[Start of EXTRACTED RECORDS]

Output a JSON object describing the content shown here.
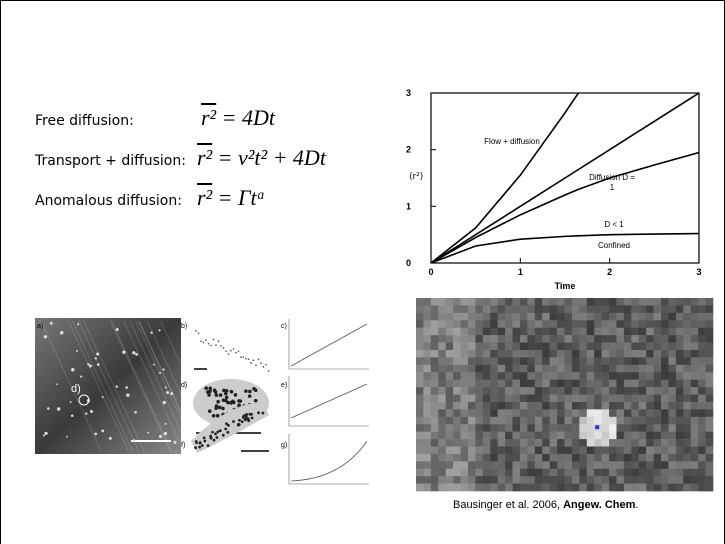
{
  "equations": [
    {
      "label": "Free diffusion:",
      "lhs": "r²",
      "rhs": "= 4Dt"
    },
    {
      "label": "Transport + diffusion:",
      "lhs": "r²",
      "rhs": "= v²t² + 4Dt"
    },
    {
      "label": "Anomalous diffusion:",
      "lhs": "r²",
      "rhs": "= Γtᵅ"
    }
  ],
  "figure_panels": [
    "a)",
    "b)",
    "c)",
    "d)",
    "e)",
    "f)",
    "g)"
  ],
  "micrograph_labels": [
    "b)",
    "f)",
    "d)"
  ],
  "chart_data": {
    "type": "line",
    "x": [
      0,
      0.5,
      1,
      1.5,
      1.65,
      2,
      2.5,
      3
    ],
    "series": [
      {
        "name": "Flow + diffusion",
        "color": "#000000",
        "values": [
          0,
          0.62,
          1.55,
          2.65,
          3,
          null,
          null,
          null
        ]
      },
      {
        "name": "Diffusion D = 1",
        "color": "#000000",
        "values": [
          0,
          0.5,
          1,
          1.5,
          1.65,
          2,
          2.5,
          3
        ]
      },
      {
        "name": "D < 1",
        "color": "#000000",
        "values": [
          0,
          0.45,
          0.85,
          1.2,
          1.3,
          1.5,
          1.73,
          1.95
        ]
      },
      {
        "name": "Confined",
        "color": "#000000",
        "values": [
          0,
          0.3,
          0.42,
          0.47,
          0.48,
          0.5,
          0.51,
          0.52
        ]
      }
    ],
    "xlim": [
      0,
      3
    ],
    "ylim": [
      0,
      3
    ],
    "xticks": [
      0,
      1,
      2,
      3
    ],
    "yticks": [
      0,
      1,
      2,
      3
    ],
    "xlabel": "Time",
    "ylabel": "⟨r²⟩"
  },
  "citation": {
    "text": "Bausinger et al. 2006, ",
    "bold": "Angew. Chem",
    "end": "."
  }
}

[End of EXTRACTED RECORDS]
[Start of EXTRACTED RECORDS]

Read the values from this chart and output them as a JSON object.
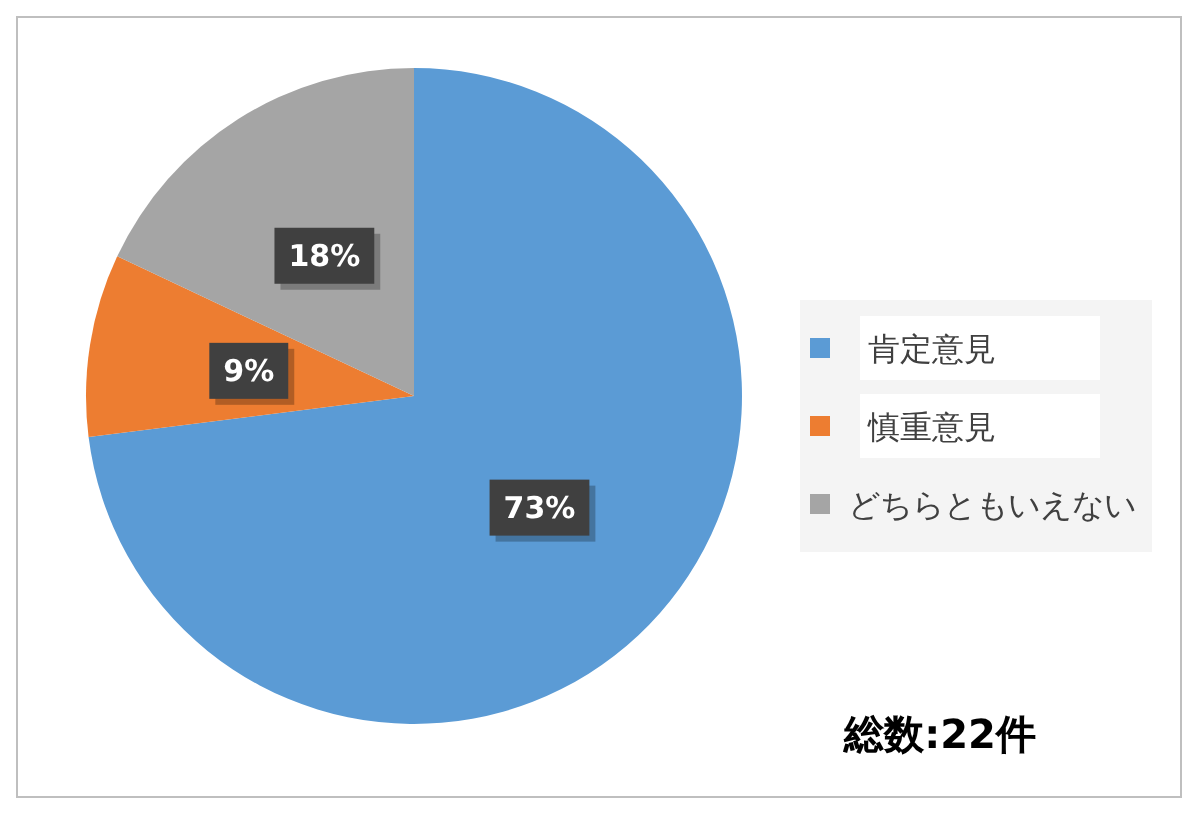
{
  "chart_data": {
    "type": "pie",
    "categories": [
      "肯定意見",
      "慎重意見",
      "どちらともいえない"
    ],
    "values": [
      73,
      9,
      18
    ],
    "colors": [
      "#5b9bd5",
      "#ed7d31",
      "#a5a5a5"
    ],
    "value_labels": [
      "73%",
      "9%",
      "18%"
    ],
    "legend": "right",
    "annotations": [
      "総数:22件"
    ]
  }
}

[End of EXTRACTED RECORDS]
[Start of EXTRACTED RECORDS]

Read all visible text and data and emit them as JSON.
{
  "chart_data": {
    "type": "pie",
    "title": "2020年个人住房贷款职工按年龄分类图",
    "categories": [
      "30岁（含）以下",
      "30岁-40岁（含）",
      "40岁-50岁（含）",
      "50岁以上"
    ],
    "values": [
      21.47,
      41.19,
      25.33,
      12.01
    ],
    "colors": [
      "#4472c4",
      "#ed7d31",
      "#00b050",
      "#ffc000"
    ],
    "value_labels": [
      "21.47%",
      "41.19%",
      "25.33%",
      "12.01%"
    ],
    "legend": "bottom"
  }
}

[End of EXTRACTED RECORDS]

WRITTEN EXERCISE >> Go through the lines above. Select every one that has the string "JSON".

TASK OUTPUT >>
Output a JSON object describing the content shown here.
Read the values from this chart and output them as a JSON object.
Read all visible text and data and emit them as JSON.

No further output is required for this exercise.